*What to produce*. Omit every image, and transcribe the remaining entries exactly as given.

*Data for this task*.

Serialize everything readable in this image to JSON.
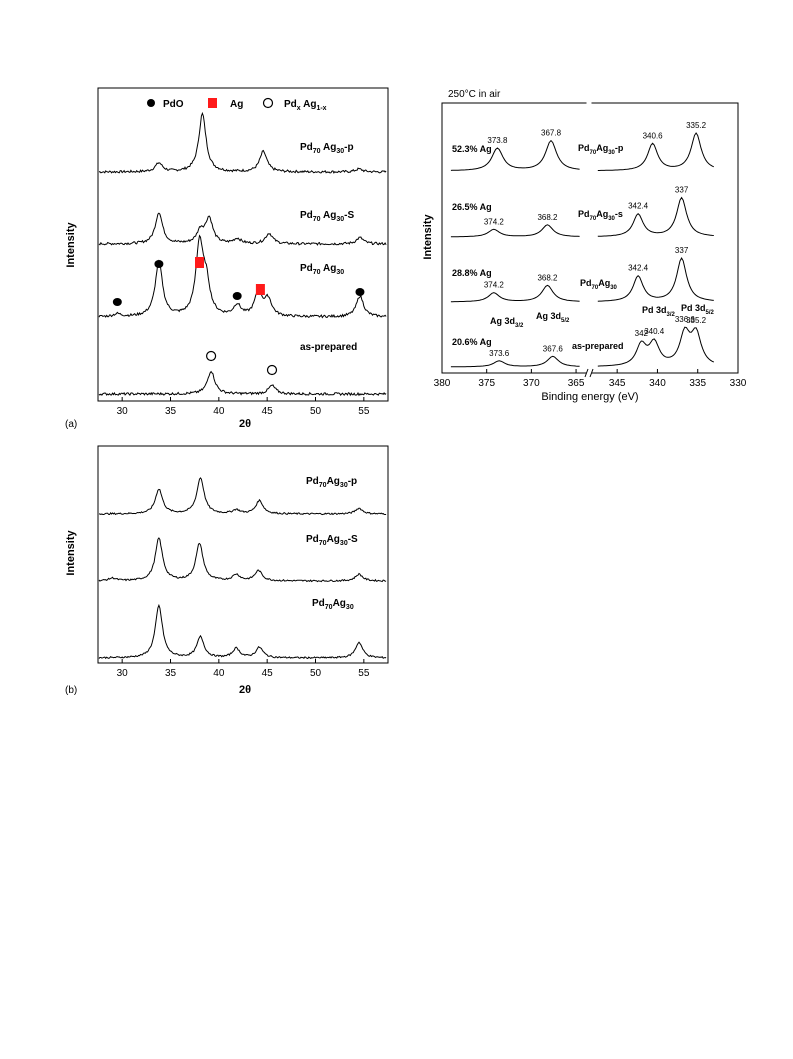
{
  "panel_labels": {
    "a": "(a)",
    "b": "(b)"
  },
  "legend": {
    "pdo": "PdO",
    "ag": "Ag",
    "pdag_main": "Pd",
    "pdag_sub1": "x",
    "pdag_mid": " Ag",
    "pdag_sub2": "1-x"
  },
  "colors": {
    "ag_marker": "#ff1a1a",
    "line": "#000000",
    "frame": "#000000"
  },
  "xrd_a": {
    "xlabel": "2θ",
    "ylabel": "Intensity",
    "traces": [
      {
        "pre": "Pd",
        "s1": "70",
        "mid": " Ag",
        "s2": "30",
        "post": "-p"
      },
      {
        "pre": "Pd",
        "s1": "70",
        "mid": " Ag",
        "s2": "30",
        "post": "-S"
      },
      {
        "pre": "Pd",
        "s1": "70",
        "mid": " Ag",
        "s2": "30",
        "post": ""
      },
      {
        "pre": "as-prepared",
        "s1": "",
        "mid": "",
        "s2": "",
        "post": ""
      }
    ]
  },
  "xrd_b": {
    "xlabel": "2θ",
    "ylabel": "Intensity",
    "traces": [
      {
        "pre": "Pd",
        "s1": "70",
        "mid": "Ag",
        "s2": "30",
        "post": "-p"
      },
      {
        "pre": "Pd",
        "s1": "70",
        "mid": "Ag",
        "s2": "30",
        "post": "-S"
      },
      {
        "pre": "Pd",
        "s1": "70",
        "mid": "Ag",
        "s2": "30",
        "post": ""
      }
    ]
  },
  "xps": {
    "title": "250°C in air",
    "xlabel": "Binding energy (eV)",
    "ylabel": "Intensity",
    "row_labels_ag": [
      "52.3% Ag",
      "26.5% Ag",
      "28.8% Ag",
      "20.6% Ag"
    ],
    "row_labels_pd": [
      {
        "pre": "Pd",
        "s1": "70",
        "mid": "Ag",
        "s2": "30",
        "post": "-p"
      },
      {
        "pre": "Pd",
        "s1": "70",
        "mid": "Ag",
        "s2": "30",
        "post": "-s"
      },
      {
        "pre": "Pd",
        "s1": "70",
        "mid": "Ag",
        "s2": "30",
        "post": ""
      },
      {
        "pre": "as-prepared",
        "s1": "",
        "mid": "",
        "s2": "",
        "post": ""
      }
    ],
    "ag_annot": {
      "d32": "Ag 3d",
      "d32_sub": "3/2",
      "d52": "Ag 3d",
      "d52_sub": "5/2"
    },
    "pd_annot": {
      "d32": "Pd 3d",
      "d32_sub": "3/2",
      "d52": "Pd 3d",
      "d52_sub": "5/2"
    }
  },
  "chart_data": [
    {
      "type": "line",
      "title": "",
      "xlabel": "2θ",
      "ylabel": "Intensity",
      "xlim": [
        27.5,
        57.5
      ],
      "xticks": [
        30,
        35,
        40,
        45,
        50,
        55
      ],
      "series": [
        {
          "name": "Pd70 Ag30-p",
          "peaks": [
            [
              33.8,
              0.15
            ],
            [
              38.3,
              1.0
            ],
            [
              44.6,
              0.35
            ],
            [
              54.5,
              0.05
            ]
          ]
        },
        {
          "name": "Pd70 Ag30-S",
          "peaks": [
            [
              33.8,
              0.75
            ],
            [
              38.1,
              0.3
            ],
            [
              39.0,
              0.6
            ],
            [
              41.9,
              0.12
            ],
            [
              45.2,
              0.25
            ],
            [
              54.6,
              0.15
            ]
          ]
        },
        {
          "name": "Pd70 Ag30",
          "peaks": [
            [
              29.5,
              0.05
            ],
            [
              33.8,
              1.0
            ],
            [
              38.0,
              1.3
            ],
            [
              38.7,
              0.55
            ],
            [
              41.9,
              0.2
            ],
            [
              44.1,
              0.45
            ],
            [
              45.1,
              0.3
            ],
            [
              54.6,
              0.38
            ]
          ]
        },
        {
          "name": "as-prepared",
          "peaks": [
            [
              39.2,
              0.55
            ],
            [
              45.5,
              0.2
            ]
          ]
        }
      ],
      "markers": [
        {
          "label": "PdO",
          "x": [
            29.5,
            33.8,
            41.9,
            54.6
          ]
        },
        {
          "label": "Ag",
          "x": [
            38.0,
            44.3
          ]
        },
        {
          "label": "Pdx Ag1-x",
          "x": [
            39.2,
            45.5
          ]
        }
      ]
    },
    {
      "type": "line",
      "title": "",
      "xlabel": "2θ",
      "ylabel": "Intensity",
      "xlim": [
        27.5,
        57.5
      ],
      "xticks": [
        30,
        35,
        40,
        45,
        50,
        55
      ],
      "series": [
        {
          "name": "Pd70Ag30-p",
          "peaks": [
            [
              33.8,
              0.65
            ],
            [
              38.1,
              0.95
            ],
            [
              41.8,
              0.1
            ],
            [
              44.2,
              0.35
            ],
            [
              54.5,
              0.15
            ]
          ]
        },
        {
          "name": "Pd70Ag30-S",
          "peaks": [
            [
              29.0,
              0.08
            ],
            [
              33.8,
              1.25
            ],
            [
              38.0,
              1.1
            ],
            [
              41.8,
              0.18
            ],
            [
              44.1,
              0.3
            ],
            [
              54.5,
              0.2
            ]
          ]
        },
        {
          "name": "Pd70Ag30",
          "peaks": [
            [
              33.8,
              1.0
            ],
            [
              38.1,
              0.4
            ],
            [
              41.8,
              0.18
            ],
            [
              44.2,
              0.2
            ],
            [
              54.5,
              0.3
            ]
          ]
        }
      ]
    },
    {
      "type": "line",
      "title": "250°C in air",
      "xlabel": "Binding energy (eV)",
      "ylabel": "Intensity",
      "xlim": [
        380,
        330
      ],
      "xticks": [
        380,
        375,
        370,
        365,
        345,
        340,
        335,
        330
      ],
      "x_break": [
        364,
        348
      ],
      "series": [
        {
          "name": "Pd70Ag30-p",
          "ag_percent": "52.3% Ag",
          "peaks": [
            [
              373.8,
              0.75
            ],
            [
              367.8,
              1.0
            ],
            [
              340.6,
              0.9
            ],
            [
              335.2,
              1.25
            ]
          ]
        },
        {
          "name": "Pd70Ag30-s",
          "ag_percent": "26.5% Ag",
          "peaks": [
            [
              374.2,
              0.25
            ],
            [
              368.2,
              0.4
            ],
            [
              342.4,
              0.75
            ],
            [
              337,
              1.3
            ]
          ]
        },
        {
          "name": "Pd70Ag30",
          "ag_percent": "28.8% Ag",
          "peaks": [
            [
              374.2,
              0.3
            ],
            [
              368.2,
              0.55
            ],
            [
              342.4,
              0.85
            ],
            [
              337,
              1.45
            ]
          ]
        },
        {
          "name": "as-prepared",
          "ag_percent": "20.6% Ag",
          "peaks": [
            [
              373.6,
              0.2
            ],
            [
              367.6,
              0.35
            ],
            [
              342,
              0.7
            ],
            [
              340.4,
              0.75
            ],
            [
              336.6,
              1.05
            ],
            [
              335.2,
              1.05
            ]
          ]
        }
      ],
      "peak_labels": [
        [
          "373.8",
          "367.8",
          "340.6",
          "335.2"
        ],
        [
          "374.2",
          "368.2",
          "342.4",
          "337"
        ],
        [
          "374.2",
          "368.2",
          "342.4",
          "337"
        ],
        [
          "373.6",
          "367.6",
          "342",
          "340.4",
          "336.6",
          "335.2"
        ]
      ]
    }
  ]
}
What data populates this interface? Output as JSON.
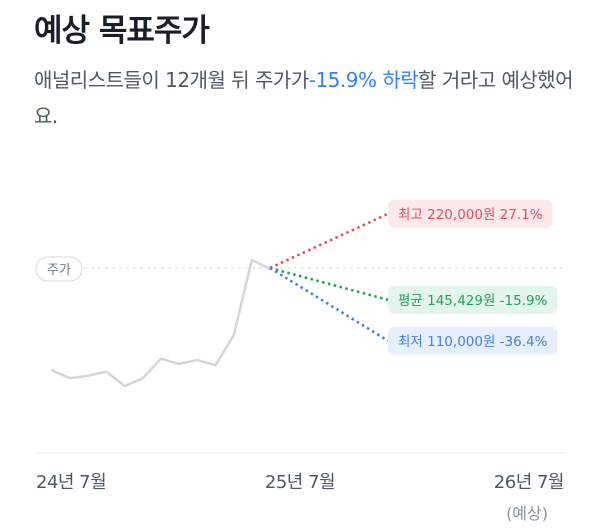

*Answer to the exercise*.
Serialize everything readable in this image to JSON.
{
  "panel_labels": {
    "a": "(a)",
    "b": "(b)"
  },
  "legend": {
    "pdo": "PdO",
    "ag": "Ag",
    "pdag_main": "Pd",
    "pdag_sub1": "x",
    "pdag_mid": " Ag",
    "pdag_sub2": "1-x"
  },
  "colors": {
    "ag_marker": "#ff1a1a",
    "line": "#000000",
    "frame": "#000000"
  },
  "xrd_a": {
    "xlabel": "2θ",
    "ylabel": "Intensity",
    "traces": [
      {
        "pre": "Pd",
        "s1": "70",
        "mid": " Ag",
        "s2": "30",
        "post": "-p"
      },
      {
        "pre": "Pd",
        "s1": "70",
        "mid": " Ag",
        "s2": "30",
        "post": "-S"
      },
      {
        "pre": "Pd",
        "s1": "70",
        "mid": " Ag",
        "s2": "30",
        "post": ""
      },
      {
        "pre": "as-prepared",
        "s1": "",
        "mid": "",
        "s2": "",
        "post": ""
      }
    ]
  },
  "xrd_b": {
    "xlabel": "2θ",
    "ylabel": "Intensity",
    "traces": [
      {
        "pre": "Pd",
        "s1": "70",
        "mid": "Ag",
        "s2": "30",
        "post": "-p"
      },
      {
        "pre": "Pd",
        "s1": "70",
        "mid": "Ag",
        "s2": "30",
        "post": "-S"
      },
      {
        "pre": "Pd",
        "s1": "70",
        "mid": "Ag",
        "s2": "30",
        "post": ""
      }
    ]
  },
  "xps": {
    "title": "250°C in air",
    "xlabel": "Binding energy (eV)",
    "ylabel": "Intensity",
    "row_labels_ag": [
      "52.3% Ag",
      "26.5% Ag",
      "28.8% Ag",
      "20.6% Ag"
    ],
    "row_labels_pd": [
      {
        "pre": "Pd",
        "s1": "70",
        "mid": "Ag",
        "s2": "30",
        "post": "-p"
      },
      {
        "pre": "Pd",
        "s1": "70",
        "mid": "Ag",
        "s2": "30",
        "post": "-s"
      },
      {
        "pre": "Pd",
        "s1": "70",
        "mid": "Ag",
        "s2": "30",
        "post": ""
      },
      {
        "pre": "as-prepared",
        "s1": "",
        "mid": "",
        "s2": "",
        "post": ""
      }
    ],
    "ag_annot": {
      "d32": "Ag 3d",
      "d32_sub": "3/2",
      "d52": "Ag 3d",
      "d52_sub": "5/2"
    },
    "pd_annot": {
      "d32": "Pd 3d",
      "d32_sub": "3/2",
      "d52": "Pd 3d",
      "d52_sub": "5/2"
    }
  },
  "chart_data": [
    {
      "type": "line",
      "title": "",
      "xlabel": "2θ",
      "ylabel": "Intensity",
      "xlim": [
        27.5,
        57.5
      ],
      "xticks": [
        30,
        35,
        40,
        45,
        50,
        55
      ],
      "series": [
        {
          "name": "Pd70 Ag30-p",
          "peaks": [
            [
              33.8,
              0.15
            ],
            [
              38.3,
              1.0
            ],
            [
              44.6,
              0.35
            ],
            [
              54.5,
              0.05
            ]
          ]
        },
        {
          "name": "Pd70 Ag30-S",
          "peaks": [
            [
              33.8,
              0.75
            ],
            [
              38.1,
              0.3
            ],
            [
              39.0,
              0.6
            ],
            [
              41.9,
              0.12
            ],
            [
              45.2,
              0.25
            ],
            [
              54.6,
              0.15
            ]
          ]
        },
        {
          "name": "Pd70 Ag30",
          "peaks": [
            [
              29.5,
              0.05
            ],
            [
              33.8,
              1.0
            ],
            [
              38.0,
              1.3
            ],
            [
              38.7,
              0.55
            ],
            [
              41.9,
              0.2
            ],
            [
              44.1,
              0.45
            ],
            [
              45.1,
              0.3
            ],
            [
              54.6,
              0.38
            ]
          ]
        },
        {
          "name": "as-prepared",
          "peaks": [
            [
              39.2,
              0.55
            ],
            [
              45.5,
              0.2
            ]
          ]
        }
      ],
      "markers": [
        {
          "label": "PdO",
          "x": [
            29.5,
            33.8,
            41.9,
            54.6
          ]
        },
        {
          "label": "Ag",
          "x": [
            38.0,
            44.3
          ]
        },
        {
          "label": "Pdx Ag1-x",
          "x": [
            39.2,
            45.5
          ]
        }
      ]
    },
    {
      "type": "line",
      "title": "",
      "xlabel": "2θ",
      "ylabel": "Intensity",
      "xlim": [
        27.5,
        57.5
      ],
      "xticks": [
        30,
        35,
        40,
        45,
        50,
        55
      ],
      "series": [
        {
          "name": "Pd70Ag30-p",
          "peaks": [
            [
              33.8,
              0.65
            ],
            [
              38.1,
              0.95
            ],
            [
              41.8,
              0.1
            ],
            [
              44.2,
              0.35
            ],
            [
              54.5,
              0.15
            ]
          ]
        },
        {
          "name": "Pd70Ag30-S",
          "peaks": [
            [
              29.0,
              0.08
            ],
            [
              33.8,
              1.25
            ],
            [
              38.0,
              1.1
            ],
            [
              41.8,
              0.18
            ],
            [
              44.1,
              0.3
            ],
            [
              54.5,
              0.2
            ]
          ]
        },
        {
          "name": "Pd70Ag30",
          "peaks": [
            [
              33.8,
              1.0
            ],
            [
              38.1,
              0.4
            ],
            [
              41.8,
              0.18
            ],
            [
              44.2,
              0.2
            ],
            [
              54.5,
              0.3
            ]
          ]
        }
      ]
    },
    {
      "type": "line",
      "title": "250°C in air",
      "xlabel": "Binding energy (eV)",
      "ylabel": "Intensity",
      "xlim": [
        380,
        330
      ],
      "xticks": [
        380,
        375,
        370,
        365,
        345,
        340,
        335,
        330
      ],
      "x_break": [
        364,
        348
      ],
      "series": [
        {
          "name": "Pd70Ag30-p",
          "ag_percent": "52.3% Ag",
          "peaks": [
            [
              373.8,
              0.75
            ],
            [
              367.8,
              1.0
            ],
            [
              340.6,
              0.9
            ],
            [
              335.2,
              1.25
            ]
          ]
        },
        {
          "name": "Pd70Ag30-s",
          "ag_percent": "26.5% Ag",
          "peaks": [
            [
              374.2,
              0.25
            ],
            [
              368.2,
              0.4
            ],
            [
              342.4,
              0.75
            ],
            [
              337,
              1.3
            ]
          ]
        },
        {
          "name": "Pd70Ag30",
          "ag_percent": "28.8% Ag",
          "peaks": [
            [
              374.2,
              0.3
            ],
            [
              368.2,
              0.55
            ],
            [
              342.4,
              0.85
            ],
            [
              337,
              1.45
            ]
          ]
        },
        {
          "name": "as-prepared",
          "ag_percent": "20.6% Ag",
          "peaks": [
            [
              373.6,
              0.2
            ],
            [
              367.6,
              0.35
            ],
            [
              342,
              0.7
            ],
            [
              340.4,
              0.75
            ],
            [
              336.6,
              1.05
            ],
            [
              335.2,
              1.05
            ]
          ]
        }
      ],
      "peak_labels": [
        [
          "373.8",
          "367.8",
          "340.6",
          "335.2"
        ],
        [
          "374.2",
          "368.2",
          "342.4",
          "337"
        ],
        [
          "374.2",
          "368.2",
          "342.4",
          "337"
        ],
        [
          "373.6",
          "367.6",
          "342",
          "340.4",
          "336.6",
          "335.2"
        ]
      ]
    }
  ]
}
What data populates this interface? Output as JSON.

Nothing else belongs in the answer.